== Data entries for graphics ==

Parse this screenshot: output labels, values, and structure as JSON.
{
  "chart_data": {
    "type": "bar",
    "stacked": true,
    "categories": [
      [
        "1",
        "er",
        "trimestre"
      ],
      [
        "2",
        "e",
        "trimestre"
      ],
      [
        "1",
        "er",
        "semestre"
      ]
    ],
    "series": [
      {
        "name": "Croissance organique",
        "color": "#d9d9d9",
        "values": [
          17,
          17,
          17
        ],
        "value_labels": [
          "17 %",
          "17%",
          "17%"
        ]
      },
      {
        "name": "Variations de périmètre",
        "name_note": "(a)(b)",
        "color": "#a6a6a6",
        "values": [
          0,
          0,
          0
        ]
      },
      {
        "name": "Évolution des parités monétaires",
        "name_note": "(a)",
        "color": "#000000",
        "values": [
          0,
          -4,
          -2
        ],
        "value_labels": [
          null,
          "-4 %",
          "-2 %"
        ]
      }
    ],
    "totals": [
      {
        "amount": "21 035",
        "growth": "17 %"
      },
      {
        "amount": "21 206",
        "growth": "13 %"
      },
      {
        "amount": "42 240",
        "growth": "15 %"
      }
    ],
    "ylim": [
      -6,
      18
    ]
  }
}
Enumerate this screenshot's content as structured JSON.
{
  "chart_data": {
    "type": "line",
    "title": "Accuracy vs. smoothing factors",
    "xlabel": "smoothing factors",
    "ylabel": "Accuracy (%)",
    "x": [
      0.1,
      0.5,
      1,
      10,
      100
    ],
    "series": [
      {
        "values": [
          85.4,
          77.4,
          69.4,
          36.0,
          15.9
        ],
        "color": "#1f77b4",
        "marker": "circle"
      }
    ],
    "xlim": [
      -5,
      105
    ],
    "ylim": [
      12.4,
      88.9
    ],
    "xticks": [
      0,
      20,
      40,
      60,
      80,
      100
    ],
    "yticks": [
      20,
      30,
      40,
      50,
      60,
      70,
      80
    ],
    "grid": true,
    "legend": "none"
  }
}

== What is required ==
Please copy out each record, character for character.

== Result of the exercise ==
Parse this screenshot: output labels, values, and structure as JSON.
{
  "chart_data": {
    "type": "bar",
    "stacked": true,
    "categories": [
      [
        "1",
        "er",
        "trimestre"
      ],
      [
        "2",
        "e",
        "trimestre"
      ],
      [
        "1",
        "er",
        "semestre"
      ]
    ],
    "series": [
      {
        "name": "Croissance organique",
        "color": "#d9d9d9",
        "values": [
          17,
          17,
          17
        ],
        "value_labels": [
          "17 %",
          "17%",
          "17%"
        ]
      },
      {
        "name": "Variations de périmètre",
        "name_note": "(a)(b)",
        "color": "#a6a6a6",
        "values": [
          0,
          0,
          0
        ]
      },
      {
        "name": "Évolution des parités monétaires",
        "name_note": "(a)",
        "color": "#000000",
        "values": [
          0,
          -4,
          -2
        ],
        "value_labels": [
          null,
          "-4 %",
          "-2 %"
        ]
      }
    ],
    "totals": [
      {
        "amount": "21 035",
        "growth": "17 %"
      },
      {
        "amount": "21 206",
        "growth": "13 %"
      },
      {
        "amount": "42 240",
        "growth": "15 %"
      }
    ],
    "ylim": [
      -6,
      18
    ]
  }
}
Enumerate this screenshot's content as structured JSON.
{
  "chart_data": {
    "type": "line",
    "title": "Accuracy vs. smoothing factors",
    "xlabel": "smoothing factors",
    "ylabel": "Accuracy (%)",
    "x": [
      0.1,
      0.5,
      1,
      10,
      100
    ],
    "series": [
      {
        "values": [
          85.4,
          77.4,
          69.4,
          36.0,
          15.9
        ],
        "color": "#1f77b4",
        "marker": "circle"
      }
    ],
    "xlim": [
      -5,
      105
    ],
    "ylim": [
      12.4,
      88.9
    ],
    "xticks": [
      0,
      20,
      40,
      60,
      80,
      100
    ],
    "yticks": [
      20,
      30,
      40,
      50,
      60,
      70,
      80
    ],
    "grid": true,
    "legend": "none"
  }
}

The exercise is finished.